Exercise description: Produce an exact copy of the lines from the line that contains "Read this page and output its text content." to the end of the listing below.

::::::

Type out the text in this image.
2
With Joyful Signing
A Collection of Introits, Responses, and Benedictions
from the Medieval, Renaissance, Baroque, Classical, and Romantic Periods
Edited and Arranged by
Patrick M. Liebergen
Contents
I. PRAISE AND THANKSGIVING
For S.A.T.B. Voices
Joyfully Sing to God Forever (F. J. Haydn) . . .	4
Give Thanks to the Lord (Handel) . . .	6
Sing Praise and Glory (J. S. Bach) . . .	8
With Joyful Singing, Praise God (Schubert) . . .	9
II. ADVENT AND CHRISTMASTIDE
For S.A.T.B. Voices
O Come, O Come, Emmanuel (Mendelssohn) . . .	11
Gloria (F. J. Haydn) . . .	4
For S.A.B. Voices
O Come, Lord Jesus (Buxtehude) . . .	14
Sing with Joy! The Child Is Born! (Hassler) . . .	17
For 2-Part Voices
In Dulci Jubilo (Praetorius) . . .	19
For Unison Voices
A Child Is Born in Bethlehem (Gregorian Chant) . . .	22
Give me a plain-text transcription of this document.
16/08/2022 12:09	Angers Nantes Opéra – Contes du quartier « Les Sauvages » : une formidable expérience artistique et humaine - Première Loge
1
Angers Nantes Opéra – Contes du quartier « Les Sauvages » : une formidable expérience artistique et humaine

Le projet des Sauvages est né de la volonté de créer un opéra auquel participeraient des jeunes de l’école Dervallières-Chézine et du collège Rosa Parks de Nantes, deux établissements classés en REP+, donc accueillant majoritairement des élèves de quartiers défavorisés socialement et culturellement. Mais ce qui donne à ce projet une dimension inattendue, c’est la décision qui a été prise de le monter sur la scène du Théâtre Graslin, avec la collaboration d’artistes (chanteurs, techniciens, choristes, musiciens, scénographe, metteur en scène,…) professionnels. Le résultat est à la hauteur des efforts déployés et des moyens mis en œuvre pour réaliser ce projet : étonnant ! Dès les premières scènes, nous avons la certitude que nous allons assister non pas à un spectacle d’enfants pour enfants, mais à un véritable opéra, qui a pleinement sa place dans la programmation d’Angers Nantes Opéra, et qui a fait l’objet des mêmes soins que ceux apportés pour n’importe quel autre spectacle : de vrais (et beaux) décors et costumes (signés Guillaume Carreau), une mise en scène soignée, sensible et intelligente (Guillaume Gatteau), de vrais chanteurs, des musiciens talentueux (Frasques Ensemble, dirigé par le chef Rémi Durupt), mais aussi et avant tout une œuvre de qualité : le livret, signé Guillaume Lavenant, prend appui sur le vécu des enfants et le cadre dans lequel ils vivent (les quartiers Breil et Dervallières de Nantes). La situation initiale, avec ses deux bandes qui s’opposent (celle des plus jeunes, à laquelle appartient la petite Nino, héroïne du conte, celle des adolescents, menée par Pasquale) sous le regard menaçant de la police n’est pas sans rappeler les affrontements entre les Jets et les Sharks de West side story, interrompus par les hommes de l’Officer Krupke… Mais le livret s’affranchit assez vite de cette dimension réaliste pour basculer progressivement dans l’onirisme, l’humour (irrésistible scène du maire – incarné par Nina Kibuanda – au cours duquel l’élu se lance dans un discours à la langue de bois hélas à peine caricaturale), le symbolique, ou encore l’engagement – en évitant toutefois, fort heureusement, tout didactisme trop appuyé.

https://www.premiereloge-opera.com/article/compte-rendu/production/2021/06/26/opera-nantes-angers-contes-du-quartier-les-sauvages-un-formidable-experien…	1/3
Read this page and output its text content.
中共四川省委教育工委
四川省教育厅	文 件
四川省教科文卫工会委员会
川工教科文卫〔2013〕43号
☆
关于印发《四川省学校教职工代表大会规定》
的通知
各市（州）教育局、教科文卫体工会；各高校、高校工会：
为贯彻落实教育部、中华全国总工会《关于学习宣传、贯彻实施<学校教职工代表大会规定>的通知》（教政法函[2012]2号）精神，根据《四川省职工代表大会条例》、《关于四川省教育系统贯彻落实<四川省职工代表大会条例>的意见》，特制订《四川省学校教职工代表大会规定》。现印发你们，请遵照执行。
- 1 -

::::::

Exercise response:
Read this page and output its text content.
中共四川省委教育工委
四川省教育厅	文 件
四川省教科文卫工会委员会
川工教科文卫〔2013〕43号
☆
关于印发《四川省学校教职工代表大会规定》
的通知
各市（州）教育局、教科文卫体工会；各高校、高校工会：
为贯彻落实教育部、中华全国总工会《关于学习宣传、贯彻实施<学校教职工代表大会规定>的通知》（教政法函[2012]2号）精神，根据《四川省职工代表大会条例》、《关于四川省教育系统贯彻落实<四川省职工代表大会条例>的意见》，特制订《四川省学校教职工代表大会规定》。现印发你们，请遵照执行。
- 1 -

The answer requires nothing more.